§ Problem statement
Review the lines that follow and copy each one that contains the word "jour".

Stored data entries
• • • • • • •

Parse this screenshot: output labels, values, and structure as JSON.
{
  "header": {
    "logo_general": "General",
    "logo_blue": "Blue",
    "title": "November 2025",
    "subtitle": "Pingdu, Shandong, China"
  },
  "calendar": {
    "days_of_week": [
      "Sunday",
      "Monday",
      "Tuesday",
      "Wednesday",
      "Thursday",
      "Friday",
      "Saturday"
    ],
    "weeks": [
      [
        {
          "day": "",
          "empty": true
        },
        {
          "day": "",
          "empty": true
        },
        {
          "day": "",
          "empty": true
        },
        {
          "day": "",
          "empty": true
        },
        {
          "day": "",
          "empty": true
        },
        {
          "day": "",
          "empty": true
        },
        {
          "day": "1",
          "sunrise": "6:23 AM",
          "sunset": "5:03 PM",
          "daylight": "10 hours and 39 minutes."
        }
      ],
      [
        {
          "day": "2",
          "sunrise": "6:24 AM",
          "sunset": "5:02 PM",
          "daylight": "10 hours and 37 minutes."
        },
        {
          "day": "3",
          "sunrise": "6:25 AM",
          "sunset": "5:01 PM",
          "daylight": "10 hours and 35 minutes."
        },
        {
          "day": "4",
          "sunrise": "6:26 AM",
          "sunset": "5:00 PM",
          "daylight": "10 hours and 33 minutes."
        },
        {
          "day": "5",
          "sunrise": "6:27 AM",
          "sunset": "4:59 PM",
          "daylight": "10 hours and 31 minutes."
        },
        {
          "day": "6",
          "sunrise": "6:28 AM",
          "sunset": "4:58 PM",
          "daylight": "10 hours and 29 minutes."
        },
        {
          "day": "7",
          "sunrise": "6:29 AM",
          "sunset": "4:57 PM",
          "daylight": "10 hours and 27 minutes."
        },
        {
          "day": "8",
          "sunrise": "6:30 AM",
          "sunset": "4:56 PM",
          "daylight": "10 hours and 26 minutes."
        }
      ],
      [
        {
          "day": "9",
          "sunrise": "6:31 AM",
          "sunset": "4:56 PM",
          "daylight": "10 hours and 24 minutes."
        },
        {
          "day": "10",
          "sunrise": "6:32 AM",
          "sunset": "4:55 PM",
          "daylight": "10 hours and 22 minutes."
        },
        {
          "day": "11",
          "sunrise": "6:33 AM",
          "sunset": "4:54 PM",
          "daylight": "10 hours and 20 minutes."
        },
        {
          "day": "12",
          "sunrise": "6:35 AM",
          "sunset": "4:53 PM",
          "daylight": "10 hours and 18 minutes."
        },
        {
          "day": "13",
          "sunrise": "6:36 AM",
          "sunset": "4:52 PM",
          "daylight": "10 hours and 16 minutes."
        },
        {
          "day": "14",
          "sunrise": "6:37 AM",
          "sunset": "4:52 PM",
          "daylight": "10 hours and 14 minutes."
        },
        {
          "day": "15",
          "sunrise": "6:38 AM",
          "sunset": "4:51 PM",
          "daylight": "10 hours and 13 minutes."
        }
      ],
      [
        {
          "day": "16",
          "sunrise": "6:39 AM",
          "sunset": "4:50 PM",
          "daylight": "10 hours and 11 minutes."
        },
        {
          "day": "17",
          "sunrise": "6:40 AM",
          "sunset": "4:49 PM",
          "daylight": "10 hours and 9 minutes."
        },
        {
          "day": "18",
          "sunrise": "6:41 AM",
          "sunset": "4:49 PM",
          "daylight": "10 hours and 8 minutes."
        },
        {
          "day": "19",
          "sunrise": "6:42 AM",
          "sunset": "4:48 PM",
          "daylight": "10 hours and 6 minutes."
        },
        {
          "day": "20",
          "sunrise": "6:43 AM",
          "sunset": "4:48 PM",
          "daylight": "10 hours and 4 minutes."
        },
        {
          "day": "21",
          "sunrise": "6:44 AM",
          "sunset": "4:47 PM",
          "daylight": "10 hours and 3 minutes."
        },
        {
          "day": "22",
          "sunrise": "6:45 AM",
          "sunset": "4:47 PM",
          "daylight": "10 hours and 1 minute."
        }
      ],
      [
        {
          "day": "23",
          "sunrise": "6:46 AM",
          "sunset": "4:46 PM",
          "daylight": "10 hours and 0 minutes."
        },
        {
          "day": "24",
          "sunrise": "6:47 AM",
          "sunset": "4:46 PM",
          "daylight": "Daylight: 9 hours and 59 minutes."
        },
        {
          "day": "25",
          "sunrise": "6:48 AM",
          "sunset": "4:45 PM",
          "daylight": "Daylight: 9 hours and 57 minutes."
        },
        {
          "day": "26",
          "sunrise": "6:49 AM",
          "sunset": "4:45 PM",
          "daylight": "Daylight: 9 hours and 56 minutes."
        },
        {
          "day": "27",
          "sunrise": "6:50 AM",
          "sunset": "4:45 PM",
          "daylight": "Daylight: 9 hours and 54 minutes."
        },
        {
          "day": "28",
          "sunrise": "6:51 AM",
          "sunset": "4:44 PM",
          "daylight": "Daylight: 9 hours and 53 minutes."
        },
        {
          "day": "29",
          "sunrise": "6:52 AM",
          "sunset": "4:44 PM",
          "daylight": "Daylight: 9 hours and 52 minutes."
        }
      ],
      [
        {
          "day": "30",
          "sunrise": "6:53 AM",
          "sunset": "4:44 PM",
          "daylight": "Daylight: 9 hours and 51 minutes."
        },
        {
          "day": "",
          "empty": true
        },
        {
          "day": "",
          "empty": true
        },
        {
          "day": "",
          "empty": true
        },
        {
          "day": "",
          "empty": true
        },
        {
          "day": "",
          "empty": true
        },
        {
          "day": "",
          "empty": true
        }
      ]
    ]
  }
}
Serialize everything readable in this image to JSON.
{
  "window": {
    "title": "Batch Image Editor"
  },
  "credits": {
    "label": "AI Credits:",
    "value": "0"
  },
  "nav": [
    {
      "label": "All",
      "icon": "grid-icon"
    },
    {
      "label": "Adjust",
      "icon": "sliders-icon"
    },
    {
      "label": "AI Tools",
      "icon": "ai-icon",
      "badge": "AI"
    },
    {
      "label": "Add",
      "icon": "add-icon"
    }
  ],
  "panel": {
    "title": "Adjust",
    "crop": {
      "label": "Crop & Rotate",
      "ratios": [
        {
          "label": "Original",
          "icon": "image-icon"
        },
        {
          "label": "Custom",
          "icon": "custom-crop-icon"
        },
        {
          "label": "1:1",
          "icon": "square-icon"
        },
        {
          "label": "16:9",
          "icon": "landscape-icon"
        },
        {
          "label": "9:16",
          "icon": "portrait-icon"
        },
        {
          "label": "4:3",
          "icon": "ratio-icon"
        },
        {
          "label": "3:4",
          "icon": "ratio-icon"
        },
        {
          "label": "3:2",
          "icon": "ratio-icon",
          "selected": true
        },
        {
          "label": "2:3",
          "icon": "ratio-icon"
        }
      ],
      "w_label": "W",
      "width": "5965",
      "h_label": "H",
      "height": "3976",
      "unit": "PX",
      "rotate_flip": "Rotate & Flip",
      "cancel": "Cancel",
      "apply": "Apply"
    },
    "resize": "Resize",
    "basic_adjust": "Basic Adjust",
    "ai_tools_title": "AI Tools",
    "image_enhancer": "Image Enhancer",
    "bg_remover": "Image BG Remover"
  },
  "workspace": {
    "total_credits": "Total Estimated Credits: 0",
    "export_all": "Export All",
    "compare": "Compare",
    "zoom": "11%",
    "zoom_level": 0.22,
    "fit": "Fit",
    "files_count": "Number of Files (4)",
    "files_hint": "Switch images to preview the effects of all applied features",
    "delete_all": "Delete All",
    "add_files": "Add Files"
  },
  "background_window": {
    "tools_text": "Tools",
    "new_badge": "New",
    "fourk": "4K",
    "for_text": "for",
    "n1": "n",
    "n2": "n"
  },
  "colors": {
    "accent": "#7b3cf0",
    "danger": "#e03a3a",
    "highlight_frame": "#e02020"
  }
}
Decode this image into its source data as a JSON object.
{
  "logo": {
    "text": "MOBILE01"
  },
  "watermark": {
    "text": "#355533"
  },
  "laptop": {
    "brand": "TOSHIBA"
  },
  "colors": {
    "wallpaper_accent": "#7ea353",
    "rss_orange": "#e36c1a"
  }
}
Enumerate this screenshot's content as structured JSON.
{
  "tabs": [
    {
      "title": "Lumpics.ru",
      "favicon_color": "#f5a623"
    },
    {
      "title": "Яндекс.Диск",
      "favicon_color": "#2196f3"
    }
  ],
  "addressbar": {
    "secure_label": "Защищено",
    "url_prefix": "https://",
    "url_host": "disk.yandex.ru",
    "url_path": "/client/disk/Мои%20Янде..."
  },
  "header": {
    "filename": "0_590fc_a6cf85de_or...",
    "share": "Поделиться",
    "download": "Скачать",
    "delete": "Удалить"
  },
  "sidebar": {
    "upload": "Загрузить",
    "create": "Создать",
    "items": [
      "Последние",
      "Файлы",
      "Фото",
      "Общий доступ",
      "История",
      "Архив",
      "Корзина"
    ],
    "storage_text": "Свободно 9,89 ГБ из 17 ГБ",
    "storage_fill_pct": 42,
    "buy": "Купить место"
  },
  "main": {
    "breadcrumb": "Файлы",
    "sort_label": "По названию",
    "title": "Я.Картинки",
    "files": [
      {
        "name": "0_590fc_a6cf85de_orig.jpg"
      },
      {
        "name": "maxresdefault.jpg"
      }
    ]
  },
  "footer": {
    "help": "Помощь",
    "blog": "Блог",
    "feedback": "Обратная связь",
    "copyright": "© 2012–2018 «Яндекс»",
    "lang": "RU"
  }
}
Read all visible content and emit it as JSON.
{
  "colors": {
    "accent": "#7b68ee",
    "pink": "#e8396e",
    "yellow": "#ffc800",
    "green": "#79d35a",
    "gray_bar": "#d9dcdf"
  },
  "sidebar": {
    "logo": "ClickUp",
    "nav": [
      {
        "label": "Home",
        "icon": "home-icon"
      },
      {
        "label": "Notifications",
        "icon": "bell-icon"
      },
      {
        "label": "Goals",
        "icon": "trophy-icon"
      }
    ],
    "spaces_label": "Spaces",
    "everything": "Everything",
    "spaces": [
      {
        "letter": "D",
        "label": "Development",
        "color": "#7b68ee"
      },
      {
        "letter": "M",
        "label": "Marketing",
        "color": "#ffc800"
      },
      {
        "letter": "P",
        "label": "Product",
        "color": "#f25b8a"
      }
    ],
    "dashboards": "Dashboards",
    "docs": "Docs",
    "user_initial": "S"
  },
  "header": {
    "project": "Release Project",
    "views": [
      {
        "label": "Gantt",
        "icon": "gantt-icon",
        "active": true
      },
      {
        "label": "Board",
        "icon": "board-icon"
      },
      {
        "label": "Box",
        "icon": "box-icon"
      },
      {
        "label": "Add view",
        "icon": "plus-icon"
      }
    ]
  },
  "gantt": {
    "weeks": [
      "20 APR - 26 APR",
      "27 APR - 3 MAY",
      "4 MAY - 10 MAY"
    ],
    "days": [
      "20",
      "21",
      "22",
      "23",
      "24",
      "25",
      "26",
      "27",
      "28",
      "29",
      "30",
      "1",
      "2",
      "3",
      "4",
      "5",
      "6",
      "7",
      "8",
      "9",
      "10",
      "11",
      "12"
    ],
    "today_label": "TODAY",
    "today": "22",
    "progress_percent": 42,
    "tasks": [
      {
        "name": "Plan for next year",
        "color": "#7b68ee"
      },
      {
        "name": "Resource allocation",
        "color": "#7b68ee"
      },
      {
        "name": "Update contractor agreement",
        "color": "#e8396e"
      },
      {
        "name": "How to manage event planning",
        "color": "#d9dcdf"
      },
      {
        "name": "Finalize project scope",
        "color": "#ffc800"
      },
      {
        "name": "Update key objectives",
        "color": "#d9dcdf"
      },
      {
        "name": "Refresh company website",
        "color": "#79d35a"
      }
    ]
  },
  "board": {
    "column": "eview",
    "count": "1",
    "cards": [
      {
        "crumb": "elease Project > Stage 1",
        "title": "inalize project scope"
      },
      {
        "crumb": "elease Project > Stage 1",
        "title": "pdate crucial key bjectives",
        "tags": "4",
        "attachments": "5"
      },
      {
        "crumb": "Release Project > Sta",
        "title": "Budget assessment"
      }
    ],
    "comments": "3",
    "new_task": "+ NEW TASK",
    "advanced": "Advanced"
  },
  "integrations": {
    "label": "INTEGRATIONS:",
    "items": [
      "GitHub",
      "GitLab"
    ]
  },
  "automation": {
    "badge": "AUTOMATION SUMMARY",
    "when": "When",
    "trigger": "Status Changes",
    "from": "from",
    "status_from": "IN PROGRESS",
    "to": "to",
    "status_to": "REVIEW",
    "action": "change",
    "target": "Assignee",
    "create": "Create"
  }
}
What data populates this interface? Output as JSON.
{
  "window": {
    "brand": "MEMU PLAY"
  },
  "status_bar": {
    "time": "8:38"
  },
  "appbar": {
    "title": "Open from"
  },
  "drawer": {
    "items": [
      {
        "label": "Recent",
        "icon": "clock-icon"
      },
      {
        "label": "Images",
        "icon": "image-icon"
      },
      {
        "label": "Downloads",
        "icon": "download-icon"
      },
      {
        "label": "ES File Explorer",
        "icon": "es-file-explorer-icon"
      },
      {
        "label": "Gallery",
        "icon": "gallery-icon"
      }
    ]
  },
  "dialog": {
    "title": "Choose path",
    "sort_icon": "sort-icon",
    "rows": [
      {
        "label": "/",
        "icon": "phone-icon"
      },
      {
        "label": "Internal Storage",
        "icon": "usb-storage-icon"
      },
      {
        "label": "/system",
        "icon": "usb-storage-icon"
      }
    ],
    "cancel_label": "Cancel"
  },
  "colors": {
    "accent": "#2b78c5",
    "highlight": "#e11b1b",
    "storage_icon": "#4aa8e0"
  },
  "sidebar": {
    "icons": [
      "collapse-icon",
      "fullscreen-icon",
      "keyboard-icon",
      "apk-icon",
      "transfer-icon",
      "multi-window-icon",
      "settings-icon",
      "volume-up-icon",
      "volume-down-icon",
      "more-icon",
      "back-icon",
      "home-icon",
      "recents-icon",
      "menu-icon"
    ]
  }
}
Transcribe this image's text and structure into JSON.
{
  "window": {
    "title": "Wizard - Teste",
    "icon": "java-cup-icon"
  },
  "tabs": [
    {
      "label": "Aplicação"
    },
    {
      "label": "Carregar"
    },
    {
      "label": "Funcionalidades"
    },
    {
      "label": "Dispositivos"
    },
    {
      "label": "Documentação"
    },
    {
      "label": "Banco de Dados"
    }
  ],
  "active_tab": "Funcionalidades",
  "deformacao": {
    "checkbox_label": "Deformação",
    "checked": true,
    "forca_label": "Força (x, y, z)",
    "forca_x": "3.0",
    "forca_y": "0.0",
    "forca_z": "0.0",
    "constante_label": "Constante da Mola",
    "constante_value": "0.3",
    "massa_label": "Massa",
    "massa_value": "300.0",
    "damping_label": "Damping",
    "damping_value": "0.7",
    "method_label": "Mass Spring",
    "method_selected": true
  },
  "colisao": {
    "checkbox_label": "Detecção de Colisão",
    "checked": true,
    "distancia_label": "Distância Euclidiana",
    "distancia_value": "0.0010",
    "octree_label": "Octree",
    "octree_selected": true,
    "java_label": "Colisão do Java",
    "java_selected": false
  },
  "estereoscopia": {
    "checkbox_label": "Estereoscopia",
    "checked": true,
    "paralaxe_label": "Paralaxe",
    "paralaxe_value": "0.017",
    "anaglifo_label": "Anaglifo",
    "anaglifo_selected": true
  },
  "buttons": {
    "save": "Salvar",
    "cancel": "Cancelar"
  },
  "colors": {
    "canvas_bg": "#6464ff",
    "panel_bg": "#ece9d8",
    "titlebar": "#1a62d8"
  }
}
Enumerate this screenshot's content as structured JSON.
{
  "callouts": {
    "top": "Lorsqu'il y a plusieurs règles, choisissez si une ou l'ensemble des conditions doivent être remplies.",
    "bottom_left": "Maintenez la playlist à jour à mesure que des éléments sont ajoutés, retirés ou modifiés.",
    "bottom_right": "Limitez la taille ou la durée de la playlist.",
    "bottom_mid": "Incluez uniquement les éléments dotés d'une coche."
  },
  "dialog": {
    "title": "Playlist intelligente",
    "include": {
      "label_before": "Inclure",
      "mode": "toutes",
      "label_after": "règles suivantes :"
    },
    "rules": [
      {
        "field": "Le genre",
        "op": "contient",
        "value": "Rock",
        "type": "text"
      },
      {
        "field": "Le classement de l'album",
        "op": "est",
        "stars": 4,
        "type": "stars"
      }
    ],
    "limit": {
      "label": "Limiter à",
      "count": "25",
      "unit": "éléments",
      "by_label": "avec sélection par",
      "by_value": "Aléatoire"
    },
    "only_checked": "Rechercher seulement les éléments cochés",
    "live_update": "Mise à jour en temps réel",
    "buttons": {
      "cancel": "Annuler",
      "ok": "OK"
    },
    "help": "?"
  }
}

• • • • • • •

§ In response
    "bottom_left": "Maintenez la playlist à jour à mesure que des éléments sont ajoutés, retirés ou modifiés.",
    "live_update": "Mise à jour en temps réel",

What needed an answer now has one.